● Written exercise
Copy the data word for word, from the line containing "Enumerate the UI" through the line containing "y-tick-label: 0: [50, 373, 57, 387]".

● Listed entries
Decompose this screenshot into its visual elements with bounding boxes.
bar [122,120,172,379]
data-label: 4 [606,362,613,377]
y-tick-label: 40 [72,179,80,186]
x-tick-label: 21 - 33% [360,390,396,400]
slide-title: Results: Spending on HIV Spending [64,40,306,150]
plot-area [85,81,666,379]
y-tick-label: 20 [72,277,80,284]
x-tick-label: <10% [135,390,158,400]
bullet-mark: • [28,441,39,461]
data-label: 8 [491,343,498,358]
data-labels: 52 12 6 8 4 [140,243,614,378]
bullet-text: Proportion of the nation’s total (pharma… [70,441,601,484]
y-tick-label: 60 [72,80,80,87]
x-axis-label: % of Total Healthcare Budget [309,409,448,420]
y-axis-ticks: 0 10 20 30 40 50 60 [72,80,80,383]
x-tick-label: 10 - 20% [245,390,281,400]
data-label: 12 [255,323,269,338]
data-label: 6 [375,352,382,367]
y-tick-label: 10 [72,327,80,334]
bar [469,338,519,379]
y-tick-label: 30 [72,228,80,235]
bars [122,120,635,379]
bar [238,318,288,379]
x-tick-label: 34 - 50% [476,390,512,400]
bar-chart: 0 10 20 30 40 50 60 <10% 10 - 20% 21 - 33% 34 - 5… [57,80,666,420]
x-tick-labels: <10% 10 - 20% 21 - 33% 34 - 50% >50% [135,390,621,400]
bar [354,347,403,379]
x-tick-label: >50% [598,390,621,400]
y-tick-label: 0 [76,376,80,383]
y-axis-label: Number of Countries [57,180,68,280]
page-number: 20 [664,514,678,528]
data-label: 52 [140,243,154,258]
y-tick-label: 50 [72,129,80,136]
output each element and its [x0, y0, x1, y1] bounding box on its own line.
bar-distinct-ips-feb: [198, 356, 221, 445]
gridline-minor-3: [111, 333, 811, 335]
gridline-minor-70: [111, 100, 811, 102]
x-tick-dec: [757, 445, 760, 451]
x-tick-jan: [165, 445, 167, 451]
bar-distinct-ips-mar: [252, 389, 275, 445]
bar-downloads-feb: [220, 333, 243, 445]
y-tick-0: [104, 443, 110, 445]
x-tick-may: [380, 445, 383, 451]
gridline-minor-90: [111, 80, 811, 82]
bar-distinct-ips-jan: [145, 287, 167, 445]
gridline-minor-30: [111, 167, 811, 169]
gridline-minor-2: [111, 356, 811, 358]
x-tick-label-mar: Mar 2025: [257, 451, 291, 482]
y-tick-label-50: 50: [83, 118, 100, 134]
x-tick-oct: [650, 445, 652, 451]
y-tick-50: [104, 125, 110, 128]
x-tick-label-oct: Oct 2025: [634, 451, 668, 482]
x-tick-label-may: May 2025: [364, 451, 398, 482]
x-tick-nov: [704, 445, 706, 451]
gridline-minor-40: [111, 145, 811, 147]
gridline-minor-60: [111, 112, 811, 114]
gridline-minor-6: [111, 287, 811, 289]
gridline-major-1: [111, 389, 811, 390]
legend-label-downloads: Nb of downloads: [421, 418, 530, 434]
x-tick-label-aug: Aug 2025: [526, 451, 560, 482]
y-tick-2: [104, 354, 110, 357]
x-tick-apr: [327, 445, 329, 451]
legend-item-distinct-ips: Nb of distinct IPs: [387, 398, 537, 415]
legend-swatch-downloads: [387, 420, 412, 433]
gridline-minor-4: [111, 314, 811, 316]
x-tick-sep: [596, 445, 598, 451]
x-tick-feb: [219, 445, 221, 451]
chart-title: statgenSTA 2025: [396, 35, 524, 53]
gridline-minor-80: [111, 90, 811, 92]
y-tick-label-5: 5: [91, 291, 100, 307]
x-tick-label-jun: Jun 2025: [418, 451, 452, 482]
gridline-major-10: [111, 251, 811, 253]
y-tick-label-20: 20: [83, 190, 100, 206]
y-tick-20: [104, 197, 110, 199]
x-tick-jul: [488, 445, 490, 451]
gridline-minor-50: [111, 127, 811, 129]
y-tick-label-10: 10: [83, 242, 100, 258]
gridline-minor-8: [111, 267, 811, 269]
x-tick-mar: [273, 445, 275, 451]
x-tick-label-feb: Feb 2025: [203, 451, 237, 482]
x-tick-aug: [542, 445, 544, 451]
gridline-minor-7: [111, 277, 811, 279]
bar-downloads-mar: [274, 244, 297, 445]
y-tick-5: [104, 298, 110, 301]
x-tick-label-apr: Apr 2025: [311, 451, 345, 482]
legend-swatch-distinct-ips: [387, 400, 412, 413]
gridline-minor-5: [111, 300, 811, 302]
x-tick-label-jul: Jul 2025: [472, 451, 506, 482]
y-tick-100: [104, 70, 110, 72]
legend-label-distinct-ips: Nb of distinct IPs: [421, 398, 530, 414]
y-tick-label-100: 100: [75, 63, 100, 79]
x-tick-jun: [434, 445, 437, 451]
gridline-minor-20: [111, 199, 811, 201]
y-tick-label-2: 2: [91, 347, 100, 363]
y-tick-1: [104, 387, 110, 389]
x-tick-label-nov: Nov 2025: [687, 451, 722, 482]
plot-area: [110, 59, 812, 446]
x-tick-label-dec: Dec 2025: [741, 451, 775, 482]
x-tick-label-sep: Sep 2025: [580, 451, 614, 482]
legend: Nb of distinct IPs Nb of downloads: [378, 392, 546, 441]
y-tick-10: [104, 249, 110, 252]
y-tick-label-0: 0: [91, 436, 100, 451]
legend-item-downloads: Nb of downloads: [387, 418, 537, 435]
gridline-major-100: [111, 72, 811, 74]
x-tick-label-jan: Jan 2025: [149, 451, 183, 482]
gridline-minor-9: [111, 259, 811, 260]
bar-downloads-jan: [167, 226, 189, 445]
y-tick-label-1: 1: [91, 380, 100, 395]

---

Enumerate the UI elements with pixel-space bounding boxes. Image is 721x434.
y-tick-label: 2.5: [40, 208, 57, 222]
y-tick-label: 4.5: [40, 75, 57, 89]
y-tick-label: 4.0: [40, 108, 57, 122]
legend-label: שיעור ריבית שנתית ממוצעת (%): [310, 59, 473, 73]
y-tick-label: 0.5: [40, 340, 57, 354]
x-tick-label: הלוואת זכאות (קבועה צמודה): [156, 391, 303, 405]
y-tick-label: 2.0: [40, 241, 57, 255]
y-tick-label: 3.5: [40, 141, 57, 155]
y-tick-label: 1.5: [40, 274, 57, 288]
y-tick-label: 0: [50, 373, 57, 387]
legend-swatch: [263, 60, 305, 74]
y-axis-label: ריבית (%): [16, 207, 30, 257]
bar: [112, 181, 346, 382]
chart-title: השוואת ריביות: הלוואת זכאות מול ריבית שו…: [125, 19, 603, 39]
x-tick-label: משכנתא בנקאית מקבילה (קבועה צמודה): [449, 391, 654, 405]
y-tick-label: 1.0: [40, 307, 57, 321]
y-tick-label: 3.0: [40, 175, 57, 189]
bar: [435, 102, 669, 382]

● Task output
Enumerate the UI elements with pixel-space bounding boxes. Image is 721x434.
y-tick-label: 2.5: [40, 208, 57, 222]
y-tick-label: 4.5: [40, 75, 57, 89]
y-tick-label: 4.0: [40, 108, 57, 122]
legend-label: שיעור ריבית שנתית ממוצעת (%): [310, 59, 473, 73]
y-tick-label: 0.5: [40, 340, 57, 354]
x-tick-label: הלוואת זכאות (קבועה צמודה): [156, 391, 303, 405]
y-tick-label: 2.0: [40, 241, 57, 255]
y-tick-label: 3.5: [40, 141, 57, 155]
y-tick-label: 1.5: [40, 274, 57, 288]
y-tick-label: 0: [50, 373, 57, 387]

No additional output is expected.